● REQUIRED WORK: Your answer should be a single number: the count of lines in the material below that hold "this".

● INPUT:
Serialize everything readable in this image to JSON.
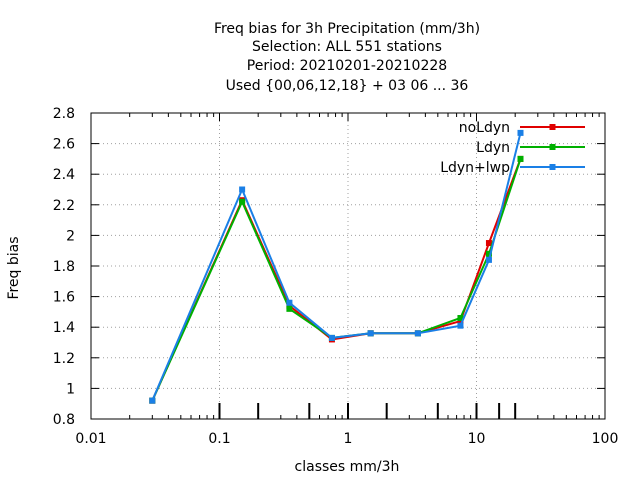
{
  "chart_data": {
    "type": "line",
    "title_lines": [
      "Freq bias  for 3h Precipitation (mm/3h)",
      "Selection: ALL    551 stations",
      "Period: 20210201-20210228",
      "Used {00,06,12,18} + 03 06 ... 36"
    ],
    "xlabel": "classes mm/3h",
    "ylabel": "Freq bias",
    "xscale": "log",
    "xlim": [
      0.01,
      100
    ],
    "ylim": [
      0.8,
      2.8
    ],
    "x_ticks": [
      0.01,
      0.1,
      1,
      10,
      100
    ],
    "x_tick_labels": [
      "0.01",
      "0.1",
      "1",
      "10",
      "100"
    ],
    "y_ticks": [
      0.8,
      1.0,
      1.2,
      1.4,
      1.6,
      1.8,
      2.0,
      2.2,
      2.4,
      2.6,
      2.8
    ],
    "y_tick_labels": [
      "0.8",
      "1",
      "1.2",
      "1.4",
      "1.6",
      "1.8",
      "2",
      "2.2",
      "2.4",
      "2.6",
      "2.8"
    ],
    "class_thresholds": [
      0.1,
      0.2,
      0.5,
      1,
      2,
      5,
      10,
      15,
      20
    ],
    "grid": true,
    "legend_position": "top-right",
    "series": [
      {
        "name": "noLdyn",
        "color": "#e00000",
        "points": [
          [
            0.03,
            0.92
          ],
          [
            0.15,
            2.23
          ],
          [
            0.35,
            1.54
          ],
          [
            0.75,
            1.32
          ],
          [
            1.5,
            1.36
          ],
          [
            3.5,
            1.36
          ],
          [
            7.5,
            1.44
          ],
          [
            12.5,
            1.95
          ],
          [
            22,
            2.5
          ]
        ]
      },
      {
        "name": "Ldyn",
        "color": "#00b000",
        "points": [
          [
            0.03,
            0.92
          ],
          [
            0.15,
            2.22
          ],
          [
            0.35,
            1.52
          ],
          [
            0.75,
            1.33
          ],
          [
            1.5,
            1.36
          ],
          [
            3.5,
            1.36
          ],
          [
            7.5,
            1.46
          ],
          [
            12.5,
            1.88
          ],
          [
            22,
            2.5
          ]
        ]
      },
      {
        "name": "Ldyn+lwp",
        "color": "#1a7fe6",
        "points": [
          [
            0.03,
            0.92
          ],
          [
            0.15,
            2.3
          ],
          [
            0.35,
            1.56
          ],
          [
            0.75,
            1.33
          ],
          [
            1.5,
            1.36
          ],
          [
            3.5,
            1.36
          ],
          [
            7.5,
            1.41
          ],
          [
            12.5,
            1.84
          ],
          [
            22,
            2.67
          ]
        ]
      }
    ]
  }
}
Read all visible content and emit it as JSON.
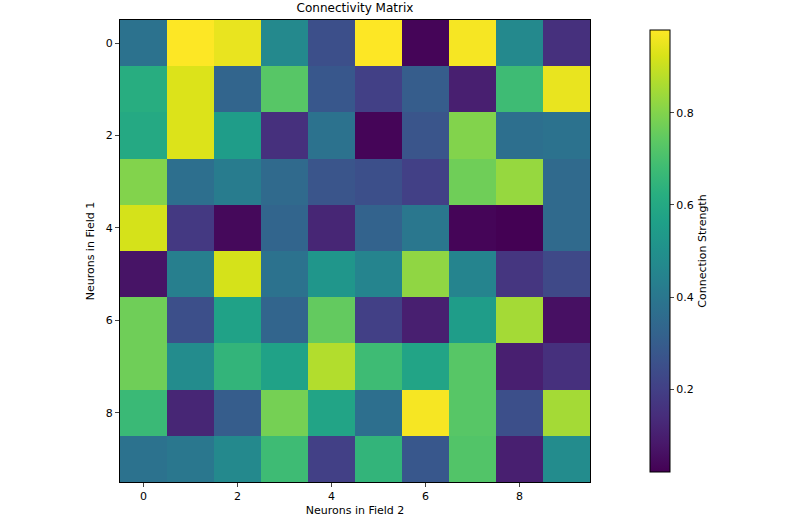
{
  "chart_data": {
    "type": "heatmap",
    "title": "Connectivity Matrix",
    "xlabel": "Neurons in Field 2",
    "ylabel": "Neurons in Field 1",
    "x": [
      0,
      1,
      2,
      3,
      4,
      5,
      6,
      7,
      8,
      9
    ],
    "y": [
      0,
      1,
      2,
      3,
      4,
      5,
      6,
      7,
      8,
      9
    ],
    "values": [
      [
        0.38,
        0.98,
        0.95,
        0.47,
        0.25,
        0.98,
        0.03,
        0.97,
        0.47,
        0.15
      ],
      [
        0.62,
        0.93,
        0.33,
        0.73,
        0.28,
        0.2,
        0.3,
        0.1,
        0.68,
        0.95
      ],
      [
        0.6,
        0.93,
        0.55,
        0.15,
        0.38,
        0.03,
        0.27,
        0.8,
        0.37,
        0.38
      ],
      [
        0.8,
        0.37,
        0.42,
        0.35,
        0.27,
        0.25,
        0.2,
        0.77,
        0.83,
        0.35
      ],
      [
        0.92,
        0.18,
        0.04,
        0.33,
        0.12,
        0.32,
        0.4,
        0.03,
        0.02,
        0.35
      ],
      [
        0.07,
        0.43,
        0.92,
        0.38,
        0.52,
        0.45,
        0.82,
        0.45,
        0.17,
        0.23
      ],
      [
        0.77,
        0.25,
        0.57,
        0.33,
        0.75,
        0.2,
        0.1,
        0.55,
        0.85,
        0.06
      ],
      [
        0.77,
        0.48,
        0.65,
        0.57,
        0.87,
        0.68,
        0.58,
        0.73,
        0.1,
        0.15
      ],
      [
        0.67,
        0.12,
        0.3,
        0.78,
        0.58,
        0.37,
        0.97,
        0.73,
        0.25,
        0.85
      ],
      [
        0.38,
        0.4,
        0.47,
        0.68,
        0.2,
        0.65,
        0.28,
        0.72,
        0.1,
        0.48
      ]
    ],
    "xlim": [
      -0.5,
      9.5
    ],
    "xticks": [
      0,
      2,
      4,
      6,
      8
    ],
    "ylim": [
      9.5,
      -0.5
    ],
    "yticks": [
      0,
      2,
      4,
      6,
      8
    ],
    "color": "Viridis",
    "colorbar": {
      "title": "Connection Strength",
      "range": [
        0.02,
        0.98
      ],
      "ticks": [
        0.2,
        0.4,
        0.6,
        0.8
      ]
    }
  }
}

* * *

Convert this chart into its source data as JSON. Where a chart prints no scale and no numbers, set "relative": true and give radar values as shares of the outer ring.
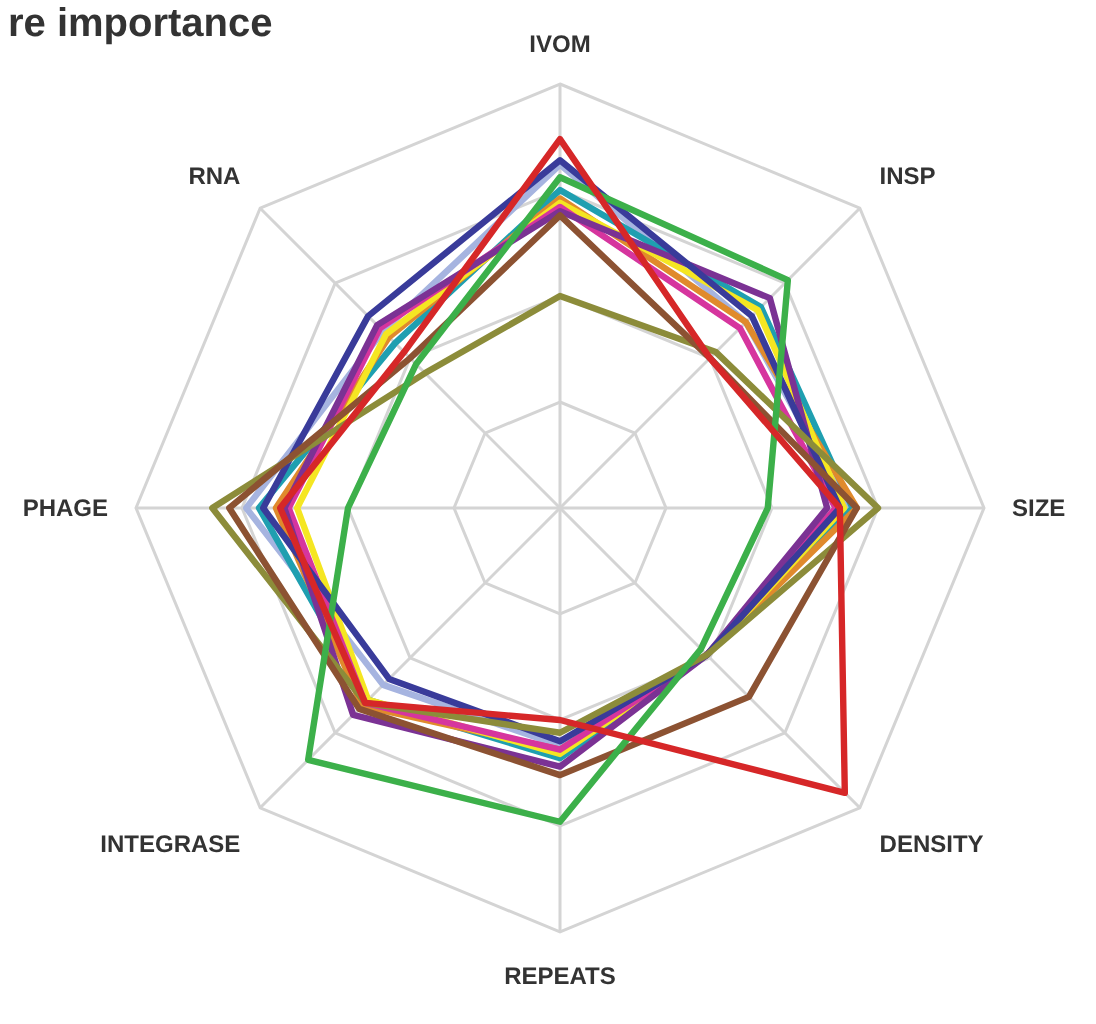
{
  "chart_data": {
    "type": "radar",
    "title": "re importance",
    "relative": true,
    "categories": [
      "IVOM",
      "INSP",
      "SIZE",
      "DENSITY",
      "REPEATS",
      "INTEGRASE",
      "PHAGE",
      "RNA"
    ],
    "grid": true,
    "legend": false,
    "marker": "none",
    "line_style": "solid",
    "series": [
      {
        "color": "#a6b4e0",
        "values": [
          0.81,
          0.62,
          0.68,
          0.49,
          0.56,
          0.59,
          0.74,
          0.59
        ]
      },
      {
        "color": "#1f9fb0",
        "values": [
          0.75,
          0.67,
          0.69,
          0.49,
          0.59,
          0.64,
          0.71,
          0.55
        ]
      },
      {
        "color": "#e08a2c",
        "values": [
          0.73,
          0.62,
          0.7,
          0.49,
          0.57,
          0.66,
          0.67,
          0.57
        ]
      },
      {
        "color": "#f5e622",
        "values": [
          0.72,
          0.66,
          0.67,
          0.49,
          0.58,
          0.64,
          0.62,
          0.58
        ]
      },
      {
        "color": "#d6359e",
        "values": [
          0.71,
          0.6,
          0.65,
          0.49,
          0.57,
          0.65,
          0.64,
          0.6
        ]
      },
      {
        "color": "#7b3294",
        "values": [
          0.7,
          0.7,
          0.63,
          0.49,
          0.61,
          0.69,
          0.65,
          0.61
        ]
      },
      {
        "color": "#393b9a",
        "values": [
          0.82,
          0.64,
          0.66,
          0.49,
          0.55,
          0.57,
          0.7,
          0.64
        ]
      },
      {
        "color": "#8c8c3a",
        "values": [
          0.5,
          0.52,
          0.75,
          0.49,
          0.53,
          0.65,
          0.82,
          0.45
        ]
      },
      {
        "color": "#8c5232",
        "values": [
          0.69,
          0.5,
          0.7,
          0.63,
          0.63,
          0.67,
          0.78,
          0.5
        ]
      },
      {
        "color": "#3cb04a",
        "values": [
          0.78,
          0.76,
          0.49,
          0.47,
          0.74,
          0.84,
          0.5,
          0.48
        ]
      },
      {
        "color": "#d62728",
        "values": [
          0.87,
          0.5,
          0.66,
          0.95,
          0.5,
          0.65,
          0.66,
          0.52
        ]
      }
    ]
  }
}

● WRITTEN SOLUTION: 2